-- Work to complete --
Arrange the entries below as a numbered list, leaving out any blank lines.
:::::
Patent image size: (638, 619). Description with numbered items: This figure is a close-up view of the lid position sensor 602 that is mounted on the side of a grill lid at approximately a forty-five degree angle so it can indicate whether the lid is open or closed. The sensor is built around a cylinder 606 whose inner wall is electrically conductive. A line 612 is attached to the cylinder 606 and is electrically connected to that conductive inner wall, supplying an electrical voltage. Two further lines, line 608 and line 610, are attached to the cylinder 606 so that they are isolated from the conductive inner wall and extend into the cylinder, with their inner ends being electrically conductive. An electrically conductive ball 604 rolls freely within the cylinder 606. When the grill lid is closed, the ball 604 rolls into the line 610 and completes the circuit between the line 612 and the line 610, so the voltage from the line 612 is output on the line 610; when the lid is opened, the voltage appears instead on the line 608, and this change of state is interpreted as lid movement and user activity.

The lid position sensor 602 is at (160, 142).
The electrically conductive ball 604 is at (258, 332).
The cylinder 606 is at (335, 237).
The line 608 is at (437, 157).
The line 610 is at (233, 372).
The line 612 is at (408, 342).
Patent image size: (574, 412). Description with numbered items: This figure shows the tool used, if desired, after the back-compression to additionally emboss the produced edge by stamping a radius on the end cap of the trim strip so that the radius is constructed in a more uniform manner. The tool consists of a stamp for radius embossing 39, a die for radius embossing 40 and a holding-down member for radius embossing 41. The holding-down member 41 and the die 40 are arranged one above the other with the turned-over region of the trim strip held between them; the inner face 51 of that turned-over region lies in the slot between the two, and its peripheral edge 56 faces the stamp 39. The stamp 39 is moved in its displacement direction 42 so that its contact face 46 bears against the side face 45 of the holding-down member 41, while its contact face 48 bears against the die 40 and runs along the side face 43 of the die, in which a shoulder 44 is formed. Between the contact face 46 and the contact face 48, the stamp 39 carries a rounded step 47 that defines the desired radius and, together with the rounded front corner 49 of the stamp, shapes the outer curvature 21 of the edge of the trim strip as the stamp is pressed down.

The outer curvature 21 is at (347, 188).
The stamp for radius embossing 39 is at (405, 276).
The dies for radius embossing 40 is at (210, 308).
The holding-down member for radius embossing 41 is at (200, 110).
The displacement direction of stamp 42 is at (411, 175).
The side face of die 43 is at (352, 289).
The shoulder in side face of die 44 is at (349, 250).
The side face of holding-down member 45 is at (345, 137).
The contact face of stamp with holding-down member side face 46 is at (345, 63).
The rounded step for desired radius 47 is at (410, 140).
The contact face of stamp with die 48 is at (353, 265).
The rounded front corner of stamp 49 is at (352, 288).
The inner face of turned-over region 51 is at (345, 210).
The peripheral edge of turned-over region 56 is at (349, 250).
:::::
-- Complete response --
1. Patent image size: (638, 619). Description with numbered items: This figure is a close-up view of the lid position sensor 602 that is mounted on the side of a grill lid at approximately a forty-five degree angle so it can indicate whether the lid is open or closed. The sensor is built around a cylinder 606 whose inner wall is electrically conductive. A line 612 is attached to the cylinder 606 and is electrically connected to that conductive inner wall, supplying an electrical voltage. Two further lines, line 608 and line 610, are attached to the cylinder 606 so that they are isolated from the conductive inner wall and extend into the cylinder, with their inner ends being electrically conductive. An electrically conductive ball 604 rolls freely within the cylinder 606. When the grill lid is closed, the ball 604 rolls into the line 610 and completes the circuit between the line 612 and the line 610, so the voltage from the line 612 is output on the line 610; when the lid is opened, the voltage appears instead on the line 608, and this change of state is interpreted as lid movement and user activity.
2. The lid position sensor 602 is at (160, 142).
3. The electrically conductive ball 604 is at (258, 332).
4. The cylinder 606 is at (335, 237).
5. The line 608 is at (437, 157).
6. The line 610 is at (233, 372).
7. The line 612 is at (408, 342).
8. Patent image size: (574, 412). Description with numbered items: This figure shows the tool used, if desired, after the back-compression to additionally emboss the produced edge by stamping a radius on the end cap of the trim strip so that the radius is constructed in a more uniform manner. The tool consists of a stamp for radius embossing 39, a die for radius embossing 40 and a holding-down member for radius embossing 41. The holding-down member 41 and the die 40 are arranged one above the other with the turned-over region of the trim strip held between them; the inner face 51 of that turned-over region lies in the slot between the two, and its peripheral edge 56 faces the stamp 39. The stamp 39 is moved in its displacement direction 42 so that its contact face 46 bears against the side face 45 of the holding-down member 41, while its contact face 48 bears against the die 40 and runs along the side face 43 of the die, in which a shoulder 44 is formed. Between the contact face 46 and the contact face 48, the stamp 39 carries a rounded step 47 that defines the desired radius and, together with the rounded front corner 49 of the stamp, shapes the outer curvature 21 of the edge of the trim strip as the stamp is pressed down.
9. The outer curvature 21 is at (347, 188).
10. The stamp for radius embossing 39 is at (405, 276).
11. The dies for radius embossing 40 is at (210, 308).
12. The holding-down member for radius embossing 41 is at (200, 110).
13. The displacement direction of stamp 42 is at (411, 175).
14. The side face of die 43 is at (352, 289).
15. The shoulder in side face of die 44 is at (349, 250).
16. The side face of holding-down member 45 is at (345, 137).
17. The contact face of stamp with holding-down member side face 46 is at (345, 63).
18. The rounded step for desired radius 47 is at (410, 140).
19. The contact face of stamp with die 48 is at (353, 265).
20. The rounded front corner of stamp 49 is at (352, 288).
21. The inner face of turned-over region 51 is at (345, 210).
22. The peripheral edge of turned-over region 56 is at (349, 250).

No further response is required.